→ WHAT THIS TASK INVOLVES
Repeat the records below exactly.
━━━
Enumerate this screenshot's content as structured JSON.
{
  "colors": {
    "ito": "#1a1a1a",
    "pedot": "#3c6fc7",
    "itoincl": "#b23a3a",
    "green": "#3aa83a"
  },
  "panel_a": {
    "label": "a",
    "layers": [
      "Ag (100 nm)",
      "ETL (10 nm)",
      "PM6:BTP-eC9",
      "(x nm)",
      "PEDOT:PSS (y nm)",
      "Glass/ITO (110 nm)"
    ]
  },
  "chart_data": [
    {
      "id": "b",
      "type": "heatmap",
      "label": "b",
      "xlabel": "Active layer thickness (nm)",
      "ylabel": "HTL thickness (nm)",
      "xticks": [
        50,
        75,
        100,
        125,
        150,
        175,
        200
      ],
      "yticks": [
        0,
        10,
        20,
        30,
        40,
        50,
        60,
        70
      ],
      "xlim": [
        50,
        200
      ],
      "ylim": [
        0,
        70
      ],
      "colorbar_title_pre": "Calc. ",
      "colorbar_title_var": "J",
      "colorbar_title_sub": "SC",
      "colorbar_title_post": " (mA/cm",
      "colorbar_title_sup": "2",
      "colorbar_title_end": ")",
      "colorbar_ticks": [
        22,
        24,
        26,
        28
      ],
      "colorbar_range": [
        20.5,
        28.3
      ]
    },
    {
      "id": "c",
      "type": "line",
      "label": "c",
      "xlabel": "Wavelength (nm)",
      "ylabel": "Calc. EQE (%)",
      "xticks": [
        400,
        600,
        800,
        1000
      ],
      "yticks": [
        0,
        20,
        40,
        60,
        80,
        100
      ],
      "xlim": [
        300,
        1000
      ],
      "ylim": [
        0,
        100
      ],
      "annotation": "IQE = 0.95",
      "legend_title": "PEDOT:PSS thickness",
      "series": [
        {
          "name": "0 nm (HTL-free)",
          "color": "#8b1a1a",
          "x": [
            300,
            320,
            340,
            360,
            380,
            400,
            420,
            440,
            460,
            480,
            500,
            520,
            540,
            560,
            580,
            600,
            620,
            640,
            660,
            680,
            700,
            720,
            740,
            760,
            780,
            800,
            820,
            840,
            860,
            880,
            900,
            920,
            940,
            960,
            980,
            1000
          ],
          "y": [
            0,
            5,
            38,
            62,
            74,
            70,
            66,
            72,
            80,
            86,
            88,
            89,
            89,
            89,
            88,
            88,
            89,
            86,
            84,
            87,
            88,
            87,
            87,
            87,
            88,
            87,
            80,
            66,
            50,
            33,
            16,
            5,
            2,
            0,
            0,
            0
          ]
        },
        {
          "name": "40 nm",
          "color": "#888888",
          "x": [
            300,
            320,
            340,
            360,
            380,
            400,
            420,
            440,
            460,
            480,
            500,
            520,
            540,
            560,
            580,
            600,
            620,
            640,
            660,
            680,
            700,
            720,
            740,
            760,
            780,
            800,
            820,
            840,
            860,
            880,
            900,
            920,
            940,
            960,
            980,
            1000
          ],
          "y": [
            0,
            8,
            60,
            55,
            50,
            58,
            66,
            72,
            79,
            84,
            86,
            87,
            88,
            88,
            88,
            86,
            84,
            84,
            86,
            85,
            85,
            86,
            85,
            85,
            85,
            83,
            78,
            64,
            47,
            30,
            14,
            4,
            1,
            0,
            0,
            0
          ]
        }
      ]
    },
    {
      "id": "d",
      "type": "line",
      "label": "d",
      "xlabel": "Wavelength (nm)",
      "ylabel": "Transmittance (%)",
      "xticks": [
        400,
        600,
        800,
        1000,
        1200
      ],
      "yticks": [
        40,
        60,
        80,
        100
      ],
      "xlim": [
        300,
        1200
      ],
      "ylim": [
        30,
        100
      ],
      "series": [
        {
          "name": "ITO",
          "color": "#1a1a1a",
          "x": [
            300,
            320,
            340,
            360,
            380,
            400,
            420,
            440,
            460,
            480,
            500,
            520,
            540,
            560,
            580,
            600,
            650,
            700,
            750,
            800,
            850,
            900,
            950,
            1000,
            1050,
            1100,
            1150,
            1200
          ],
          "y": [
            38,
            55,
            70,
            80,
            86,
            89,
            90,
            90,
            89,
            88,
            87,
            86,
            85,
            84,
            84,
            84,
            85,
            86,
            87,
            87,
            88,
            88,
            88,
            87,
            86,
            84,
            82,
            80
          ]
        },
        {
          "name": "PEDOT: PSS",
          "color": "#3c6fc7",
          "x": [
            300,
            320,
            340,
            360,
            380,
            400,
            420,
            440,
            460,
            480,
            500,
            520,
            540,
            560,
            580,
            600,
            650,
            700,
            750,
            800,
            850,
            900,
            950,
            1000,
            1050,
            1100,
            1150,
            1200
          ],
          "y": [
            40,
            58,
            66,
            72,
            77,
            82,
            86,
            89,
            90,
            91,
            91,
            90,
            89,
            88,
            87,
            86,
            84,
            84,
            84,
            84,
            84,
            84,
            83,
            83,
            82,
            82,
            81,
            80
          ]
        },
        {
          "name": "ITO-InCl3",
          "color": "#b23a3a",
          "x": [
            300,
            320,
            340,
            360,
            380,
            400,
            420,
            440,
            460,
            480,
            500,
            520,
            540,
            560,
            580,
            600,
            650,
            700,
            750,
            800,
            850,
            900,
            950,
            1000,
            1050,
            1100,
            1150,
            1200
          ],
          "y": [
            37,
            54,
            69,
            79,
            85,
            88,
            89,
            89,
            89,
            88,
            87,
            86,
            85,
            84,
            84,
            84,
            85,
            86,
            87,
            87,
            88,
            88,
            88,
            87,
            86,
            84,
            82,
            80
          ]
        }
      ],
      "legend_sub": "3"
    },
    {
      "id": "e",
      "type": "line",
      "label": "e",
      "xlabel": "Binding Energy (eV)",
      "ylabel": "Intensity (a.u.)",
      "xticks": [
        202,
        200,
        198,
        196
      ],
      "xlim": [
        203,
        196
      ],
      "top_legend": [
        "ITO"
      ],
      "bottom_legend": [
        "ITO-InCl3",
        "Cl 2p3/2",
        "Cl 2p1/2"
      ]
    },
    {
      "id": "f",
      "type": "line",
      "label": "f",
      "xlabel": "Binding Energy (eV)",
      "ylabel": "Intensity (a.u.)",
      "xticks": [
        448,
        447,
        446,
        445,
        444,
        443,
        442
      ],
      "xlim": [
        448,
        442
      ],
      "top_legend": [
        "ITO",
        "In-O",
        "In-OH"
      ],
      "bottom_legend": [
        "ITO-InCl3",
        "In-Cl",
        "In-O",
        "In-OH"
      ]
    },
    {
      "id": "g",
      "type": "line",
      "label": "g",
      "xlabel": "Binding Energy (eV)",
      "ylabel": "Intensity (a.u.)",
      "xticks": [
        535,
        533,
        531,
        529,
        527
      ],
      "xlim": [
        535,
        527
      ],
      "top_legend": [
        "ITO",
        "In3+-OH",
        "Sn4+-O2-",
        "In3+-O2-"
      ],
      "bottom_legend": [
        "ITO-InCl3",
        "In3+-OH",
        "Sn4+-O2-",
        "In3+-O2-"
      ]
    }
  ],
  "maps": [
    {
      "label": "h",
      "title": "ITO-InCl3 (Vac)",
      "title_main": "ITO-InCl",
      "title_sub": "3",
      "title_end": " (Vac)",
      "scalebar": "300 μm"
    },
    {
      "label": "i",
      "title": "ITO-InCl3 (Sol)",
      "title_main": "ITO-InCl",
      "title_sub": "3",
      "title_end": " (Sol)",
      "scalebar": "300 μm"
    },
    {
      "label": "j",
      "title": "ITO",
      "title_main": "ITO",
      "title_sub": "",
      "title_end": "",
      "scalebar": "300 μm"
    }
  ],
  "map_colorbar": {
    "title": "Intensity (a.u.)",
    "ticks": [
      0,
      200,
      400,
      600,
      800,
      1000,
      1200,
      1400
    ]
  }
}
━━━
→ REPLY
Enumerate this screenshot's content as structured JSON.
{
  "colors": {
    "ito": "#1a1a1a",
    "pedot": "#3c6fc7",
    "itoincl": "#b23a3a",
    "green": "#3aa83a"
  },
  "panel_a": {
    "label": "a",
    "layers": [
      "Ag (100 nm)",
      "ETL (10 nm)",
      "PM6:BTP-eC9",
      "(x nm)",
      "PEDOT:PSS (y nm)",
      "Glass/ITO (110 nm)"
    ]
  },
  "chart_data": [
    {
      "id": "b",
      "type": "heatmap",
      "label": "b",
      "xlabel": "Active layer thickness (nm)",
      "ylabel": "HTL thickness (nm)",
      "xticks": [
        50,
        75,
        100,
        125,
        150,
        175,
        200
      ],
      "yticks": [
        0,
        10,
        20,
        30,
        40,
        50,
        60,
        70
      ],
      "xlim": [
        50,
        200
      ],
      "ylim": [
        0,
        70
      ],
      "colorbar_title_pre": "Calc. ",
      "colorbar_title_var": "J",
      "colorbar_title_sub": "SC",
      "colorbar_title_post": " (mA/cm",
      "colorbar_title_sup": "2",
      "colorbar_title_end": ")",
      "colorbar_ticks": [
        22,
        24,
        26,
        28
      ],
      "colorbar_range": [
        20.5,
        28.3
      ]
    },
    {
      "id": "c",
      "type": "line",
      "label": "c",
      "xlabel": "Wavelength (nm)",
      "ylabel": "Calc. EQE (%)",
      "xticks": [
        400,
        600,
        800,
        1000
      ],
      "yticks": [
        0,
        20,
        40,
        60,
        80,
        100
      ],
      "xlim": [
        300,
        1000
      ],
      "ylim": [
        0,
        100
      ],
      "annotation": "IQE = 0.95",
      "legend_title": "PEDOT:PSS thickness",
      "series": [
        {
          "name": "0 nm (HTL-free)",
          "color": "#8b1a1a",
          "x": [
            300,
            320,
            340,
            360,
            380,
            400,
            420,
            440,
            460,
            480,
            500,
            520,
            540,
            560,
            580,
            600,
            620,
            640,
            660,
            680,
            700,
            720,
            740,
            760,
            780,
            800,
            820,
            840,
            860,
            880,
            900,
            920,
            940,
            960,
            980,
            1000
          ],
          "y": [
            0,
            5,
            38,
            62,
            74,
            70,
            66,
            72,
            80,
            86,
            88,
            89,
            89,
            89,
            88,
            88,
            89,
            86,
            84,
            87,
            88,
            87,
            87,
            87,
            88,
            87,
            80,
            66,
            50,
            33,
            16,
            5,
            2,
            0,
            0,
            0
          ]
        },
        {
          "name": "40 nm",
          "color": "#888888",
          "x": [
            300,
            320,
            340,
            360,
            380,
            400,
            420,
            440,
            460,
            480,
            500,
            520,
            540,
            560,
            580,
            600,
            620,
            640,
            660,
            680,
            700,
            720,
            740,
            760,
            780,
            800,
            820,
            840,
            860,
            880,
            900,
            920,
            940,
            960,
            980,
            1000
          ],
          "y": [
            0,
            8,
            60,
            55,
            50,
            58,
            66,
            72,
            79,
            84,
            86,
            87,
            88,
            88,
            88,
            86,
            84,
            84,
            86,
            85,
            85,
            86,
            85,
            85,
            85,
            83,
            78,
            64,
            47,
            30,
            14,
            4,
            1,
            0,
            0,
            0
          ]
        }
      ]
    },
    {
      "id": "d",
      "type": "line",
      "label": "d",
      "xlabel": "Wavelength (nm)",
      "ylabel": "Transmittance (%)",
      "xticks": [
        400,
        600,
        800,
        1000,
        1200
      ],
      "yticks": [
        40,
        60,
        80,
        100
      ],
      "xlim": [
        300,
        1200
      ],
      "ylim": [
        30,
        100
      ],
      "series": [
        {
          "name": "ITO",
          "color": "#1a1a1a",
          "x": [
            300,
            320,
            340,
            360,
            380,
            400,
            420,
            440,
            460,
            480,
            500,
            520,
            540,
            560,
            580,
            600,
            650,
            700,
            750,
            800,
            850,
            900,
            950,
            1000,
            1050,
            1100,
            1150,
            1200
          ],
          "y": [
            38,
            55,
            70,
            80,
            86,
            89,
            90,
            90,
            89,
            88,
            87,
            86,
            85,
            84,
            84,
            84,
            85,
            86,
            87,
            87,
            88,
            88,
            88,
            87,
            86,
            84,
            82,
            80
          ]
        },
        {
          "name": "PEDOT: PSS",
          "color": "#3c6fc7",
          "x": [
            300,
            320,
            340,
            360,
            380,
            400,
            420,
            440,
            460,
            480,
            500,
            520,
            540,
            560,
            580,
            600,
            650,
            700,
            750,
            800,
            850,
            900,
            950,
            1000,
            1050,
            1100,
            1150,
            1200
          ],
          "y": [
            40,
            58,
            66,
            72,
            77,
            82,
            86,
            89,
            90,
            91,
            91,
            90,
            89,
            88,
            87,
            86,
            84,
            84,
            84,
            84,
            84,
            84,
            83,
            83,
            82,
            82,
            81,
            80
          ]
        },
        {
          "name": "ITO-InCl3",
          "color": "#b23a3a",
          "x": [
            300,
            320,
            340,
            360,
            380,
            400,
            420,
            440,
            460,
            480,
            500,
            520,
            540,
            560,
            580,
            600,
            650,
            700,
            750,
            800,
            850,
            900,
            950,
            1000,
            1050,
            1100,
            1150,
            1200
          ],
          "y": [
            37,
            54,
            69,
            79,
            85,
            88,
            89,
            89,
            89,
            88,
            87,
            86,
            85,
            84,
            84,
            84,
            85,
            86,
            87,
            87,
            88,
            88,
            88,
            87,
            86,
            84,
            82,
            80
          ]
        }
      ],
      "legend_sub": "3"
    },
    {
      "id": "e",
      "type": "line",
      "label": "e",
      "xlabel": "Binding Energy (eV)",
      "ylabel": "Intensity (a.u.)",
      "xticks": [
        202,
        200,
        198,
        196
      ],
      "xlim": [
        203,
        196
      ],
      "top_legend": [
        "ITO"
      ],
      "bottom_legend": [
        "ITO-InCl3",
        "Cl 2p3/2",
        "Cl 2p1/2"
      ]
    },
    {
      "id": "f",
      "type": "line",
      "label": "f",
      "xlabel": "Binding Energy (eV)",
      "ylabel": "Intensity (a.u.)",
      "xticks": [
        448,
        447,
        446,
        445,
        444,
        443,
        442
      ],
      "xlim": [
        448,
        442
      ],
      "top_legend": [
        "ITO",
        "In-O",
        "In-OH"
      ],
      "bottom_legend": [
        "ITO-InCl3",
        "In-Cl",
        "In-O",
        "In-OH"
      ]
    },
    {
      "id": "g",
      "type": "line",
      "label": "g",
      "xlabel": "Binding Energy (eV)",
      "ylabel": "Intensity (a.u.)",
      "xticks": [
        535,
        533,
        531,
        529,
        527
      ],
      "xlim": [
        535,
        527
      ],
      "top_legend": [
        "ITO",
        "In3+-OH",
        "Sn4+-O2-",
        "In3+-O2-"
      ],
      "bottom_legend": [
        "ITO-InCl3",
        "In3+-OH",
        "Sn4+-O2-",
        "In3+-O2-"
      ]
    }
  ],
  "maps": [
    {
      "label": "h",
      "title": "ITO-InCl3 (Vac)",
      "title_main": "ITO-InCl",
      "title_sub": "3",
      "title_end": " (Vac)",
      "scalebar": "300 μm"
    },
    {
      "label": "i",
      "title": "ITO-InCl3 (Sol)",
      "title_main": "ITO-InCl",
      "title_sub": "3",
      "title_end": " (Sol)",
      "scalebar": "300 μm"
    },
    {
      "label": "j",
      "title": "ITO",
      "title_main": "ITO",
      "title_sub": "",
      "title_end": "",
      "scalebar": "300 μm"
    }
  ],
  "map_colorbar": {
    "title": "Intensity (a.u.)",
    "ticks": [
      0,
      200,
      400,
      600,
      800,
      1000,
      1200,
      1400
    ]
  }
}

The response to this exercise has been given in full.